--- Task details ---
Say how many lines hold the string "JSON"; please write nothing but the number.

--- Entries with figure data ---
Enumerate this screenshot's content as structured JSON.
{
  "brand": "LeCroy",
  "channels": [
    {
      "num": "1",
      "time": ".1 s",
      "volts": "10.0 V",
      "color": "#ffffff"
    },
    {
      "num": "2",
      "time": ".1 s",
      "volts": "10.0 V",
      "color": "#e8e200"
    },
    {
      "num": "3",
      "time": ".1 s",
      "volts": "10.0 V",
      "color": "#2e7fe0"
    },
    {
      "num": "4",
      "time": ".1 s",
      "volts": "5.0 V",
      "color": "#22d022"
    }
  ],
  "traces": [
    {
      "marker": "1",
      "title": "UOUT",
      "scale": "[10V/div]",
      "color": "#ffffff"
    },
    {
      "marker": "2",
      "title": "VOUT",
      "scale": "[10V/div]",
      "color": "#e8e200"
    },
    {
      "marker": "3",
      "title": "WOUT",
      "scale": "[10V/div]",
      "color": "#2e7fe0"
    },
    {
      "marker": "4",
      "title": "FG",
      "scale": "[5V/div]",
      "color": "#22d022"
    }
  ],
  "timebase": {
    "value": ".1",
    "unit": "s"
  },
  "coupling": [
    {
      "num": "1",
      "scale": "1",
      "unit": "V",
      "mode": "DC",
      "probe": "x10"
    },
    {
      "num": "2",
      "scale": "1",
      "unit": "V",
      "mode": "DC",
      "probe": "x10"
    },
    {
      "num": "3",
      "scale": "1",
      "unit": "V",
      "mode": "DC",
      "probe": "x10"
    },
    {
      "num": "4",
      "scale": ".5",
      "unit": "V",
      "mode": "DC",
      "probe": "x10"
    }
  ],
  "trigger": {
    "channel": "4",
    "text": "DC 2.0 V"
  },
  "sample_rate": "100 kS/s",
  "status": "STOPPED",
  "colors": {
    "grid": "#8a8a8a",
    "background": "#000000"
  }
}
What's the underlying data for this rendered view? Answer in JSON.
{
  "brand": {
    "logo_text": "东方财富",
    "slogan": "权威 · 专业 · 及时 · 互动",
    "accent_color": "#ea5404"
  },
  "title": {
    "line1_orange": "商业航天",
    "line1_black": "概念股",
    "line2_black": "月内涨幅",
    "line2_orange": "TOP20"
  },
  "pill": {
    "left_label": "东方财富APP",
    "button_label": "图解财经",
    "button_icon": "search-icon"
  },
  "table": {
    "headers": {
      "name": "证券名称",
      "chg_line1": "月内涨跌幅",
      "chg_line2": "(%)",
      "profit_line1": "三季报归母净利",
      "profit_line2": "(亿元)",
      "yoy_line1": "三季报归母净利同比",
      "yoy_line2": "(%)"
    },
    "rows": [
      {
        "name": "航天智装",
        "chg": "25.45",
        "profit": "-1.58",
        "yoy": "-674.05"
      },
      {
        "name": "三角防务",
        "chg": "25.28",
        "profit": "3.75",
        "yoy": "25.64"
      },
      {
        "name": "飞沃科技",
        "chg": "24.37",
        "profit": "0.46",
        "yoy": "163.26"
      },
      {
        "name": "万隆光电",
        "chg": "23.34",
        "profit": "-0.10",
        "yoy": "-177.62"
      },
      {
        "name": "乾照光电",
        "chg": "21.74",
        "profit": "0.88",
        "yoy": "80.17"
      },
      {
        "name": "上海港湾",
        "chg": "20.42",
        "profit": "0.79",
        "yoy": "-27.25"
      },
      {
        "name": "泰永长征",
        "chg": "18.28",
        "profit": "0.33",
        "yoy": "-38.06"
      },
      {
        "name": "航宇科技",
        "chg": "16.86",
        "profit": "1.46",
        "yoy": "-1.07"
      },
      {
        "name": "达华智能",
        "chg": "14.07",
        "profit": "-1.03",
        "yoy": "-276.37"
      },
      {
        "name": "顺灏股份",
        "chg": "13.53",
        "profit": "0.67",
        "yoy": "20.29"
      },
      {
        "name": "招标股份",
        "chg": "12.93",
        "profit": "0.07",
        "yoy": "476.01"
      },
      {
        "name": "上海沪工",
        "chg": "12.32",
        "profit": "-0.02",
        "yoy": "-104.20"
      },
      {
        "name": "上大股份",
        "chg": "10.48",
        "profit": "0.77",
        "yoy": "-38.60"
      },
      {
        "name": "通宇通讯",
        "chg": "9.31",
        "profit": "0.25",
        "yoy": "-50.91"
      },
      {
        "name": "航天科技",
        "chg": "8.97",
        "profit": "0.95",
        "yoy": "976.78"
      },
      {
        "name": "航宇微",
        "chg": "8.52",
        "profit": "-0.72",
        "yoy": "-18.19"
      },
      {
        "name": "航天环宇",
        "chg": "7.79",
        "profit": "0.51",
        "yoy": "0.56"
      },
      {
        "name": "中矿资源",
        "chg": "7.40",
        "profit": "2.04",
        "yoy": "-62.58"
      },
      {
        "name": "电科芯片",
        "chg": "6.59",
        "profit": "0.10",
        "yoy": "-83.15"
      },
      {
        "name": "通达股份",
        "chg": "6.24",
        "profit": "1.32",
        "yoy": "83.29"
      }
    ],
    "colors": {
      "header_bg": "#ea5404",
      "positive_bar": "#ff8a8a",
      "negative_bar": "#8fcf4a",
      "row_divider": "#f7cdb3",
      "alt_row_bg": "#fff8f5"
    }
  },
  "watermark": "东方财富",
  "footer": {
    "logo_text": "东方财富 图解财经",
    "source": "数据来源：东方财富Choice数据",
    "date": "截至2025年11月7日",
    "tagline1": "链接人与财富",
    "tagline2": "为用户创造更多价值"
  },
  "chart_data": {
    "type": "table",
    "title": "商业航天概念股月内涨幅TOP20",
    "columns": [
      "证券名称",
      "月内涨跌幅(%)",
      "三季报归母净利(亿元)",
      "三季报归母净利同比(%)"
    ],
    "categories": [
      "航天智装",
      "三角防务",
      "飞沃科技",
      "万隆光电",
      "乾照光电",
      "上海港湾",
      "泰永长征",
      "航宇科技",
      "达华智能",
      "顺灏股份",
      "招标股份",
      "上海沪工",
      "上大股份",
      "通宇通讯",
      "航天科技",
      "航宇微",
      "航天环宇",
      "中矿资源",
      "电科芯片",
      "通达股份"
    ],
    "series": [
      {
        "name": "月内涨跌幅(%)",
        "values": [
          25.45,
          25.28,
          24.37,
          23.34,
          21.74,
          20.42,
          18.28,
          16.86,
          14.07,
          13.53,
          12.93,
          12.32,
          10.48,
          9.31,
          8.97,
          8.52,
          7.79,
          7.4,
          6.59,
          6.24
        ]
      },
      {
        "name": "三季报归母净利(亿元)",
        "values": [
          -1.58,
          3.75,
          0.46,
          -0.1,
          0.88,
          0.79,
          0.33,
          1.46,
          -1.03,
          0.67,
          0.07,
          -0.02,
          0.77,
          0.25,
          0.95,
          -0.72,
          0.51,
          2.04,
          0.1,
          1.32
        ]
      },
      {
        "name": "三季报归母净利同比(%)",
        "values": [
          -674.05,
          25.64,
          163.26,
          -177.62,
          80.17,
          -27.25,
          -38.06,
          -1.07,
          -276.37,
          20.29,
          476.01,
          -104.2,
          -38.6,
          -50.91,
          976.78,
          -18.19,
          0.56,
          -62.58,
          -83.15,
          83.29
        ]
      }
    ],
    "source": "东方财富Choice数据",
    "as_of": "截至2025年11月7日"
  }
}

--- Finished answer ---
2